Collected data:
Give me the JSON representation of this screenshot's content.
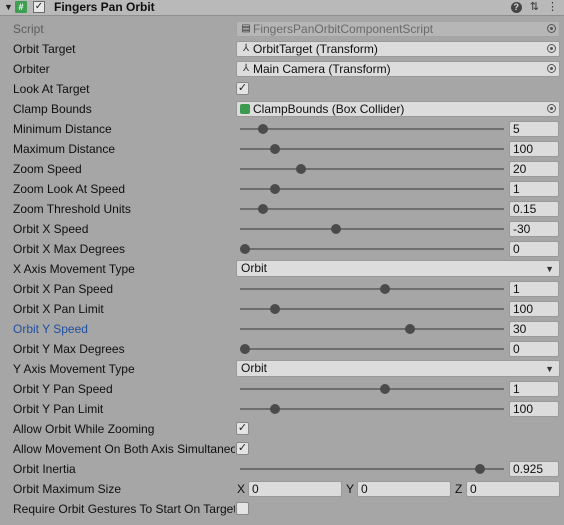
{
  "header": {
    "title": "Fingers Pan Orbit",
    "collapse_glyph": "▼",
    "script_icon": "#",
    "enabled_check": "✓",
    "help_glyph": "?",
    "presets_glyph": "⇅",
    "menu_glyph": "⋮"
  },
  "rows": {
    "script": {
      "label": "Script",
      "value": "FingersPanOrbitComponentScript"
    },
    "orbit_target": {
      "label": "Orbit Target",
      "value": "OrbitTarget (Transform)"
    },
    "orbiter": {
      "label": "Orbiter",
      "value": "Main Camera (Transform)"
    },
    "look_at_target": {
      "label": "Look At Target",
      "checked": true,
      "check": "✓"
    },
    "clamp_bounds": {
      "label": "Clamp Bounds",
      "value": "ClampBounds (Box Collider)"
    },
    "minimum_distance": {
      "label": "Minimum Distance",
      "value": "5",
      "fraction": 0.07
    },
    "maximum_distance": {
      "label": "Maximum Distance",
      "value": "100",
      "fraction": 0.12
    },
    "zoom_speed": {
      "label": "Zoom Speed",
      "value": "20",
      "fraction": 0.22
    },
    "zoom_look_at_speed": {
      "label": "Zoom Look At Speed",
      "value": "1",
      "fraction": 0.12
    },
    "zoom_threshold_units": {
      "label": "Zoom Threshold Units",
      "value": "0.15",
      "fraction": 0.07
    },
    "orbit_x_speed": {
      "label": "Orbit X Speed",
      "value": "-30",
      "fraction": 0.36
    },
    "orbit_x_max_degrees": {
      "label": "Orbit X Max Degrees",
      "value": "0",
      "fraction": 0.0
    },
    "x_axis_movement_type": {
      "label": "X Axis Movement Type",
      "value": "Orbit",
      "arrow": "▼"
    },
    "orbit_x_pan_speed": {
      "label": "Orbit X Pan Speed",
      "value": "1",
      "fraction": 0.55
    },
    "orbit_x_pan_limit": {
      "label": "Orbit X Pan Limit",
      "value": "100",
      "fraction": 0.12
    },
    "orbit_y_speed": {
      "label": "Orbit Y Speed",
      "value": "30",
      "fraction": 0.65
    },
    "orbit_y_max_degrees": {
      "label": "Orbit Y Max Degrees",
      "value": "0",
      "fraction": 0.0
    },
    "y_axis_movement_type": {
      "label": "Y Axis Movement Type",
      "value": "Orbit",
      "arrow": "▼"
    },
    "orbit_y_pan_speed": {
      "label": "Orbit Y Pan Speed",
      "value": "1",
      "fraction": 0.55
    },
    "orbit_y_pan_limit": {
      "label": "Orbit Y Pan Limit",
      "value": "100",
      "fraction": 0.12
    },
    "allow_orbit_while_zooming": {
      "label": "Allow Orbit While Zooming",
      "checked": true,
      "check": "✓"
    },
    "allow_movement_both_axis": {
      "label": "Allow Movement On Both Axis Simultaneously",
      "checked": true,
      "check": "✓"
    },
    "orbit_inertia": {
      "label": "Orbit Inertia",
      "value": "0.925",
      "fraction": 0.925
    },
    "orbit_maximum_size": {
      "label": "Orbit Maximum Size",
      "x_label": "X",
      "x": "0",
      "y_label": "Y",
      "y": "0",
      "z_label": "Z",
      "z": "0"
    },
    "require_orbit_gestures": {
      "label": "Require Orbit Gestures To Start On Target",
      "checked": false,
      "check": ""
    }
  }
}
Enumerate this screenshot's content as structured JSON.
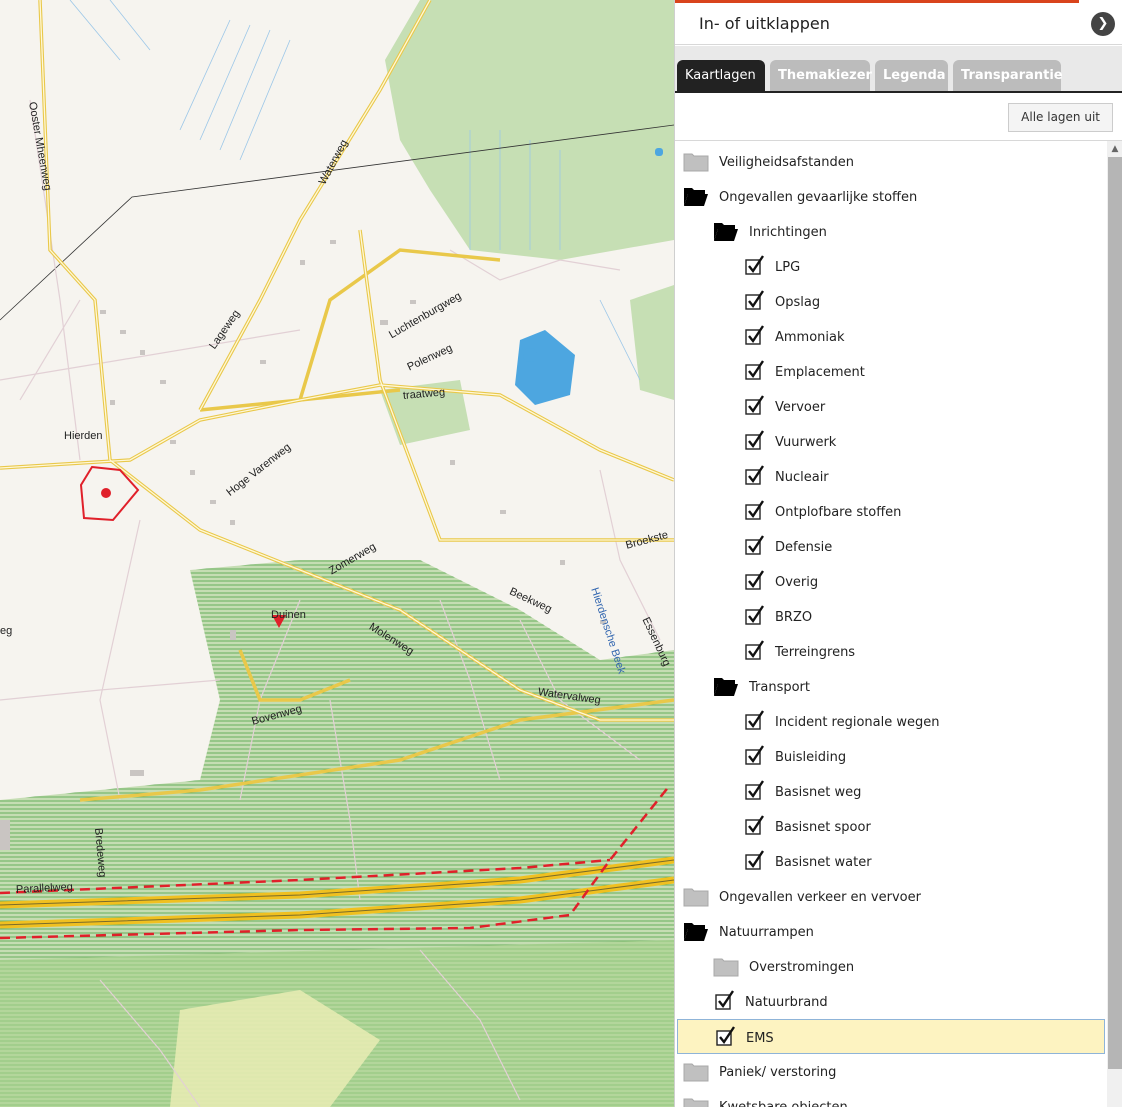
{
  "map": {
    "place_labels": [
      "Ooster Mheenweg",
      "Waterweg",
      "Lageweg",
      "Luchtenburgweg",
      "Polenweg",
      "traatweg",
      "Hierden",
      "Hoge Varenweg",
      "Zomerweg",
      "Beekweg",
      "Broekste",
      "Hierdensche Beek",
      "Essenburg",
      "Duinen",
      "Molenweg",
      "Watervalweg",
      "Bovenweg",
      "Bredeweg",
      "Parallelweg",
      "eg"
    ],
    "colors": {
      "background": "#f6f4ef",
      "forest": "#c2dcb0",
      "forest_hatch": "#5faa4e",
      "road": "#f2d96b",
      "highway": "#f0c020",
      "water": "#4da6e0",
      "hazard": "#e0202a"
    }
  },
  "panel": {
    "header_title": "In- of uitklappen",
    "toggle_icon": "chevron-right-icon",
    "tabs": [
      {
        "label": "Kaartlagen",
        "active": true
      },
      {
        "label": "Themakiezer",
        "active": false
      },
      {
        "label": "Legenda",
        "active": false
      },
      {
        "label": "Transparantie",
        "active": false
      }
    ],
    "all_layers_off_label": "Alle lagen uit",
    "tree": [
      {
        "label": "Veiligheidsafstanden",
        "type": "folder",
        "open": false,
        "level": 0,
        "highlighted": false
      },
      {
        "label": "Ongevallen gevaarlijke stoffen",
        "type": "folder",
        "open": true,
        "level": 0,
        "highlighted": false
      },
      {
        "label": "Inrichtingen",
        "type": "folder",
        "open": true,
        "level": 1,
        "highlighted": false
      },
      {
        "label": "LPG",
        "type": "checkbox",
        "checked": true,
        "level": 2,
        "highlighted": false
      },
      {
        "label": "Opslag",
        "type": "checkbox",
        "checked": true,
        "level": 2,
        "highlighted": false
      },
      {
        "label": "Ammoniak",
        "type": "checkbox",
        "checked": true,
        "level": 2,
        "highlighted": false
      },
      {
        "label": "Emplacement",
        "type": "checkbox",
        "checked": true,
        "level": 2,
        "highlighted": false
      },
      {
        "label": "Vervoer",
        "type": "checkbox",
        "checked": true,
        "level": 2,
        "highlighted": false
      },
      {
        "label": "Vuurwerk",
        "type": "checkbox",
        "checked": true,
        "level": 2,
        "highlighted": false
      },
      {
        "label": "Nucleair",
        "type": "checkbox",
        "checked": true,
        "level": 2,
        "highlighted": false
      },
      {
        "label": "Ontplofbare stoffen",
        "type": "checkbox",
        "checked": true,
        "level": 2,
        "highlighted": false
      },
      {
        "label": "Defensie",
        "type": "checkbox",
        "checked": true,
        "level": 2,
        "highlighted": false
      },
      {
        "label": "Overig",
        "type": "checkbox",
        "checked": true,
        "level": 2,
        "highlighted": false
      },
      {
        "label": "BRZO",
        "type": "checkbox",
        "checked": true,
        "level": 2,
        "highlighted": false
      },
      {
        "label": "Terreingrens",
        "type": "checkbox",
        "checked": true,
        "level": 2,
        "highlighted": false
      },
      {
        "label": "Transport",
        "type": "folder",
        "open": true,
        "level": 1,
        "highlighted": false
      },
      {
        "label": "Incident regionale wegen",
        "type": "checkbox",
        "checked": true,
        "level": 2,
        "highlighted": false
      },
      {
        "label": "Buisleiding",
        "type": "checkbox",
        "checked": true,
        "level": 2,
        "highlighted": false
      },
      {
        "label": "Basisnet weg",
        "type": "checkbox",
        "checked": true,
        "level": 2,
        "highlighted": false
      },
      {
        "label": "Basisnet spoor",
        "type": "checkbox",
        "checked": true,
        "level": 2,
        "highlighted": false
      },
      {
        "label": "Basisnet water",
        "type": "checkbox",
        "checked": true,
        "level": 2,
        "highlighted": false
      },
      {
        "label": "Ongevallen verkeer en vervoer",
        "type": "folder",
        "open": false,
        "level": 0,
        "highlighted": false
      },
      {
        "label": "Natuurrampen",
        "type": "folder",
        "open": true,
        "level": 0,
        "highlighted": false
      },
      {
        "label": "Overstromingen",
        "type": "folder",
        "open": false,
        "level": 1,
        "highlighted": false
      },
      {
        "label": "Natuurbrand",
        "type": "checkbox",
        "checked": true,
        "level": 1,
        "highlighted": false
      },
      {
        "label": "EMS",
        "type": "checkbox",
        "checked": true,
        "level": 1,
        "highlighted": true
      },
      {
        "label": "Paniek/ verstoring",
        "type": "folder",
        "open": false,
        "level": 0,
        "highlighted": false
      },
      {
        "label": "Kwetsbare objecten",
        "type": "folder",
        "open": false,
        "level": 0,
        "highlighted": false
      }
    ]
  }
}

### [Short task]
Point out every line holding the string "JSON" and copy it.

### [Response to the task]
Give me the JSON representation of this screenshot's content.
Enumerate this screenshot's content as structured JSON.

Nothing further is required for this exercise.